**REQUIREMENT:**
Your task is to copy each line that has the word "profile".

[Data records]
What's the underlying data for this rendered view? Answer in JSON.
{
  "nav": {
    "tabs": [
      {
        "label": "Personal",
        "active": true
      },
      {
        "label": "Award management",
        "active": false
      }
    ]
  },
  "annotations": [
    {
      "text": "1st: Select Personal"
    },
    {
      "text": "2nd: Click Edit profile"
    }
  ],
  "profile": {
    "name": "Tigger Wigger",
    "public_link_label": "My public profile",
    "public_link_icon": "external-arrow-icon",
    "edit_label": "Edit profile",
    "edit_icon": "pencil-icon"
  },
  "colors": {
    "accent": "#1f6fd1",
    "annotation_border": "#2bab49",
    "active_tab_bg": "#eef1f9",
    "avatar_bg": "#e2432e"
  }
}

* * *

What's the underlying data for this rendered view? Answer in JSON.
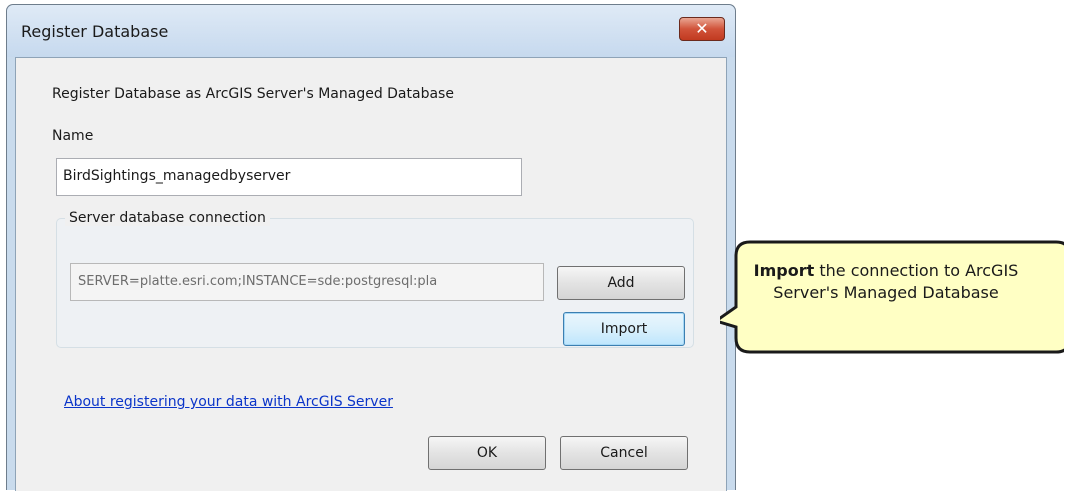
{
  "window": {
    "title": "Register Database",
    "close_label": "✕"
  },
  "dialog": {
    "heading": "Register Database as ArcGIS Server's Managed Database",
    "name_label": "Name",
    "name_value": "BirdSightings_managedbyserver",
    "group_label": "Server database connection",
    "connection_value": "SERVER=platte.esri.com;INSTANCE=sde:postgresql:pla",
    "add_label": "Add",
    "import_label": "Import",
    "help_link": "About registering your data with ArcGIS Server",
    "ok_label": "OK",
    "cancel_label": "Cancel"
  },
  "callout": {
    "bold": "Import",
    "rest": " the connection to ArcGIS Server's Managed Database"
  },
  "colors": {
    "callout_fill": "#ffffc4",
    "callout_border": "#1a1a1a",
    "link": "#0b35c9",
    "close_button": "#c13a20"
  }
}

==

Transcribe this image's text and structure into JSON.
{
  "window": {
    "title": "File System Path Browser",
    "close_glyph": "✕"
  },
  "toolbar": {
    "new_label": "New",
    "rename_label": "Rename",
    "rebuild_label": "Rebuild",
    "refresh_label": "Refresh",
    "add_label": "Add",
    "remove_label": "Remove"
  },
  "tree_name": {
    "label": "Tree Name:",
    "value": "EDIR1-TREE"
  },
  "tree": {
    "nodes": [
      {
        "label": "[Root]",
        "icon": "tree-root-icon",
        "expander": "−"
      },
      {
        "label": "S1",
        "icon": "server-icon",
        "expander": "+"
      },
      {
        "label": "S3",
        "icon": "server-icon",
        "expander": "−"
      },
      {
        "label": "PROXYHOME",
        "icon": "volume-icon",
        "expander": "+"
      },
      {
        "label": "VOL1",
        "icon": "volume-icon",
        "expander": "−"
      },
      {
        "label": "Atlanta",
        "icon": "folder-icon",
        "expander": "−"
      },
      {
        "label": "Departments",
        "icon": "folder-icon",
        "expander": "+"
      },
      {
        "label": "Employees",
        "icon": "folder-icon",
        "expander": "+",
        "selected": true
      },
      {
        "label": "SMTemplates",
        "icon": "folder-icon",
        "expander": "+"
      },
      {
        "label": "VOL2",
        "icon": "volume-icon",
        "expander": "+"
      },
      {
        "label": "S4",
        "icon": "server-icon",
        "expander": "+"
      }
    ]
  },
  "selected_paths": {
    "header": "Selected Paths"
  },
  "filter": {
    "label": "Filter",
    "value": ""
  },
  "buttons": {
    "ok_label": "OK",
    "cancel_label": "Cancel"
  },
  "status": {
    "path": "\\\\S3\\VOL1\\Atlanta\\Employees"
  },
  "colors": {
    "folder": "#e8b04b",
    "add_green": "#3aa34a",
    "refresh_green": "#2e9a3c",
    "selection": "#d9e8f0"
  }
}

**RESPONSE:**
      "text": "2nd: Click Edit profile"
  "profile": {
    "public_link_label": "My public profile",
    "edit_label": "Edit profile",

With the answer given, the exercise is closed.